For each line below that contains the word "cells", return that line.
########################################
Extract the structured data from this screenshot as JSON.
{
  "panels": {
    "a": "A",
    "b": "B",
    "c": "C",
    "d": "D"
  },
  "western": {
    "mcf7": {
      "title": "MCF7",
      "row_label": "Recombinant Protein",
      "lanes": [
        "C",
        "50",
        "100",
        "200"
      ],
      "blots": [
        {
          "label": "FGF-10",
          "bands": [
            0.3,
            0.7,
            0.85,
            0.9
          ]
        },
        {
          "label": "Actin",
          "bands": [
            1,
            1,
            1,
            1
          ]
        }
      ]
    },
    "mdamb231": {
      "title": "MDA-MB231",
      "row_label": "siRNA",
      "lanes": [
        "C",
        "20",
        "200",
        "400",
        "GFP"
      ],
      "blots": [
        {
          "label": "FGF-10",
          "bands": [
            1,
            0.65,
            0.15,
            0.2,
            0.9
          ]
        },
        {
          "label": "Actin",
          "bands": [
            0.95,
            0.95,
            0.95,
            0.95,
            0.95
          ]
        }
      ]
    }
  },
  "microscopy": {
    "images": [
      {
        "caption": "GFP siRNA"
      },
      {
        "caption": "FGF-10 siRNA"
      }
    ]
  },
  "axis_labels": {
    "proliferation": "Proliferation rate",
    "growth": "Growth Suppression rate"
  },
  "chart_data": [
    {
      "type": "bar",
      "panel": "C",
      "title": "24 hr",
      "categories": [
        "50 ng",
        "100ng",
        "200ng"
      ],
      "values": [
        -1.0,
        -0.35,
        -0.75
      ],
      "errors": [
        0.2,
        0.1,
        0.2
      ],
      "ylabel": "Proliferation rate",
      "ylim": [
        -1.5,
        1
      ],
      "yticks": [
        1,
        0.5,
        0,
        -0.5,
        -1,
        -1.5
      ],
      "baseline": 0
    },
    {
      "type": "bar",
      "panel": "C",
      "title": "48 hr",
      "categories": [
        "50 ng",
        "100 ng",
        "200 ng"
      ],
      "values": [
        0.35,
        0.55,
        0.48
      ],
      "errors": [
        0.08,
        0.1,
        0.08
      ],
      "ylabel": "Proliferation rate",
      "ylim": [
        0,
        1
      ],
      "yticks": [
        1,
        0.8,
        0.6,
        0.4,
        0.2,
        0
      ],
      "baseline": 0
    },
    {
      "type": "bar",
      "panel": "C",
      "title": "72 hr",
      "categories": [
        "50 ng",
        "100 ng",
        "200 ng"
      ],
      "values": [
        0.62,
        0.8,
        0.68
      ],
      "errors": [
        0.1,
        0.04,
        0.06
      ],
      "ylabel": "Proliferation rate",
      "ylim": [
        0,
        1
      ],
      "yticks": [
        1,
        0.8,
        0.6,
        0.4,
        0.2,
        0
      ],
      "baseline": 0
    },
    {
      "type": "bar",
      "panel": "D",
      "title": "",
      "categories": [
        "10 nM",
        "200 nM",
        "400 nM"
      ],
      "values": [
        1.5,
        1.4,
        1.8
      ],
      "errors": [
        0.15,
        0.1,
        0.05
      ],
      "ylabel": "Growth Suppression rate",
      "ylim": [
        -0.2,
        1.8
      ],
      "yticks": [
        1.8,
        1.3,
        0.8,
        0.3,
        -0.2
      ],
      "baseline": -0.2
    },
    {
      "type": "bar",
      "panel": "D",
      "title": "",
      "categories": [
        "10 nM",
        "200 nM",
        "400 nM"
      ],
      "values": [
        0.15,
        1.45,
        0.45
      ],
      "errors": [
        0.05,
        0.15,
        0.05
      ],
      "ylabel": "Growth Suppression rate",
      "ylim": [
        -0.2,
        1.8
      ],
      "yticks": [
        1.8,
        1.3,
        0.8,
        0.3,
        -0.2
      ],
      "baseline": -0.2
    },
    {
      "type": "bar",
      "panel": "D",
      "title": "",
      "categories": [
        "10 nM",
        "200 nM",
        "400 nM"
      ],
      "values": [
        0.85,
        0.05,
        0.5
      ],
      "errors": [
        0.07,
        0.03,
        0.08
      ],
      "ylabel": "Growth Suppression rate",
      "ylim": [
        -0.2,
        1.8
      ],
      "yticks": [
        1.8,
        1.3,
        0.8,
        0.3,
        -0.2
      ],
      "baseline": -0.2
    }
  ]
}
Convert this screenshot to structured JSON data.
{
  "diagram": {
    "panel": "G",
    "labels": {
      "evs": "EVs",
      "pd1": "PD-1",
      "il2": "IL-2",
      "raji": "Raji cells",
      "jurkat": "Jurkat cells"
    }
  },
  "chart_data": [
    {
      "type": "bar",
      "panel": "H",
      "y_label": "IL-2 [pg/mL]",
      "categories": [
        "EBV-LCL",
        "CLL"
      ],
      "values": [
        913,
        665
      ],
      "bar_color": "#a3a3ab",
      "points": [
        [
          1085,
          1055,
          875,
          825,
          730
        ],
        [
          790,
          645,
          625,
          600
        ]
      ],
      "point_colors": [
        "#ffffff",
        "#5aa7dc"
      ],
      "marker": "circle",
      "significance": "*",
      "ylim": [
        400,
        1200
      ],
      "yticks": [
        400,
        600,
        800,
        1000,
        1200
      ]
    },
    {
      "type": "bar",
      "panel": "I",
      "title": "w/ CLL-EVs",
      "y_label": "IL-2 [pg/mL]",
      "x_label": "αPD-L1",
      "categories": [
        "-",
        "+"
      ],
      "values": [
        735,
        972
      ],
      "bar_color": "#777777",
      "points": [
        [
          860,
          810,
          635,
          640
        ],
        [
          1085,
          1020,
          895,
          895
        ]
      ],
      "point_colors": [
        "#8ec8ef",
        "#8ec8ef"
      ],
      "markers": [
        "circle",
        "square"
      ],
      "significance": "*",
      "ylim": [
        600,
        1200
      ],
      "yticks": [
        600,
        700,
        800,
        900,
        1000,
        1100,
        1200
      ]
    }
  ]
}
########################################
### Answer for the task
      "raji": "Raji cells",
      "jurkat": "Jurkat cells"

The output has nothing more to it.